**Written exercise:**
Without the pictures, give the entries below again exactly as written.
****************
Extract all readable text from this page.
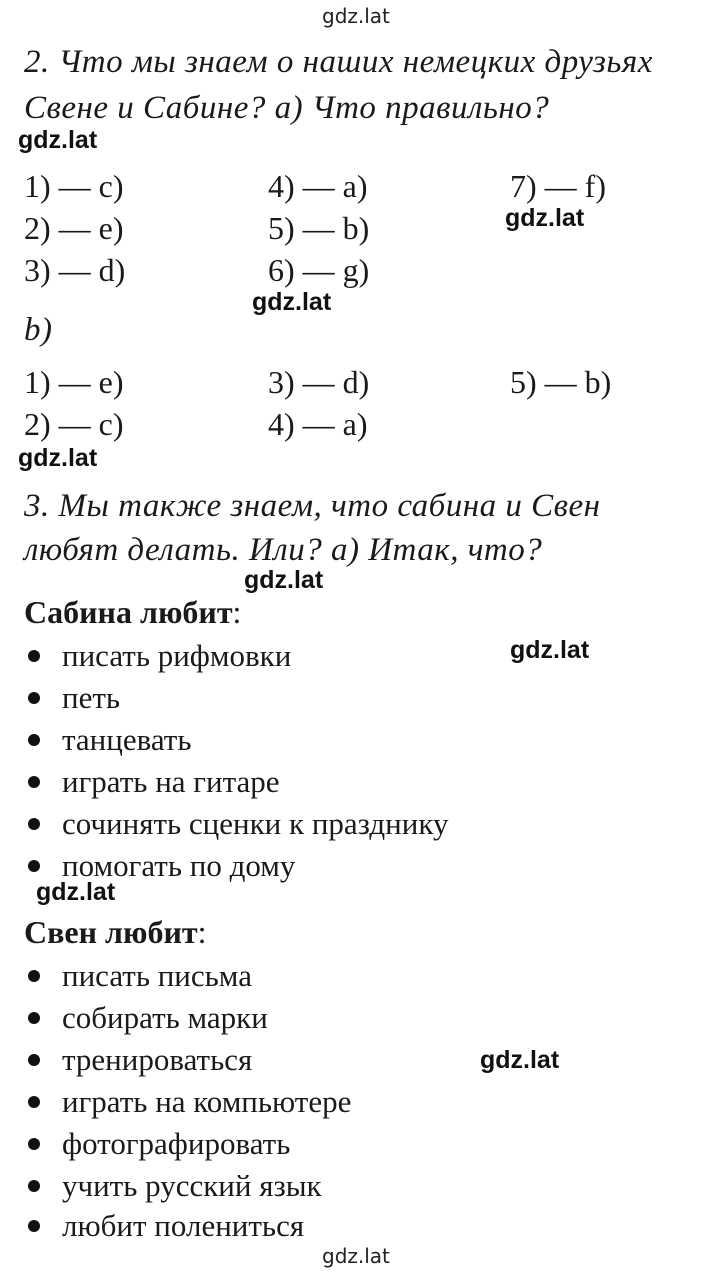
gdz.lat
2. Что мы знаем о наших немецких друзьях
Свене и Сабине? a) Что правильно?
gdz.lat
1) — c)
2) — e)
3) — d)
4) — a)
5) — b)
6) — g)
7) — f)
gdz.lat
gdz.lat
b)
1) — e)
2) — c)
3) — d)
4) — a)
5) — b)
gdz.lat
3. Мы также знаем, что сабина и Свен
любят делать. Или? a) Итак, что?
gdz.lat
Сабина любит:
gdz.lat
писать рифмовки
петь
танцевать
играть на гитаре
сочинять сценки к празднику
помогать по дому
gdz.lat
Свен любит:
писать письма
собирать марки
тренироваться	gdz.lat
играть на компьютере
фотографировать
учить русский язык
любит полениться
gdz.lat
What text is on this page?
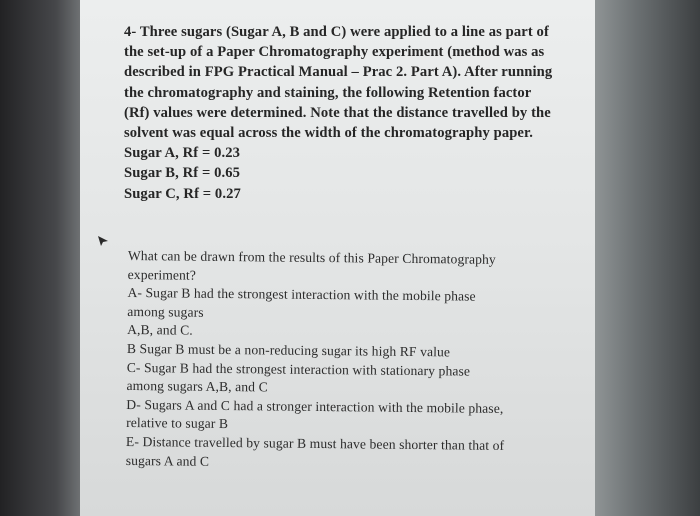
4- Three sugars (Sugar A, B and C) were applied to a line as part of
the set-up of a Paper Chromatography experiment (method was as
described in FPG Practical Manual – Prac 2. Part A). After running
the chromatography and staining, the following Retention factor
(Rf) values were determined. Note that the distance travelled by the
solvent was equal across the width of the chromatography paper.
Sugar A, Rf = 0.23
Sugar B, Rf = 0.65
Sugar C, Rf = 0.27
What can be drawn from the results of this Paper Chromatography
experiment?
A- Sugar B had the strongest interaction with the mobile phase
among sugars
A,B, and C.
B Sugar B must be a non-reducing sugar its high RF value
C- Sugar B had the strongest interaction with stationary phase
among sugars A,B, and C
D- Sugars A and C had a stronger interaction with the mobile phase,
relative to sugar B
E- Distance travelled by sugar B must have been shorter than that of
sugars A and C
****************
**Correct answer:**
Extract all readable text from this page.
gdz.lat
2. Что мы знаем о наших немецких друзьях
Свене и Сабине? a) Что правильно?
gdz.lat
1) — c)
2) — e)
3) — d)
4) — a)
5) — b)
6) — g)
7) — f)
gdz.lat
gdz.lat
b)
1) — e)
2) — c)
3) — d)
4) — a)
5) — b)
gdz.lat
3. Мы также знаем, что сабина и Свен
любят делать. Или? a) Итак, что?
gdz.lat
Сабина любит:
gdz.lat
писать рифмовки
петь
танцевать
играть на гитаре
сочинять сценки к празднику
помогать по дому
gdz.lat
Свен любит:
писать письма
собирать марки
тренироваться	gdz.lat
играть на компьютере
фотографировать
учить русский язык
любит полениться
gdz.lat
What text is on this page?
4- Three sugars (Sugar A, B and C) were applied to a line as part of
the set-up of a Paper Chromatography experiment (method was as
described in FPG Practical Manual – Prac 2. Part A). After running
the chromatography and staining, the following Retention factor
(Rf) values were determined. Note that the distance travelled by the
solvent was equal across the width of the chromatography paper.
Sugar A, Rf = 0.23
Sugar B, Rf = 0.65
Sugar C, Rf = 0.27
What can be drawn from the results of this Paper Chromatography
experiment?
A- Sugar B had the strongest interaction with the mobile phase
among sugars
A,B, and C.
B Sugar B must be a non-reducing sugar its high RF value
C- Sugar B had the strongest interaction with stationary phase
among sugars A,B, and C
D- Sugars A and C had a stronger interaction with the mobile phase,
relative to sugar B
E- Distance travelled by sugar B must have been shorter than that of
sugars A and C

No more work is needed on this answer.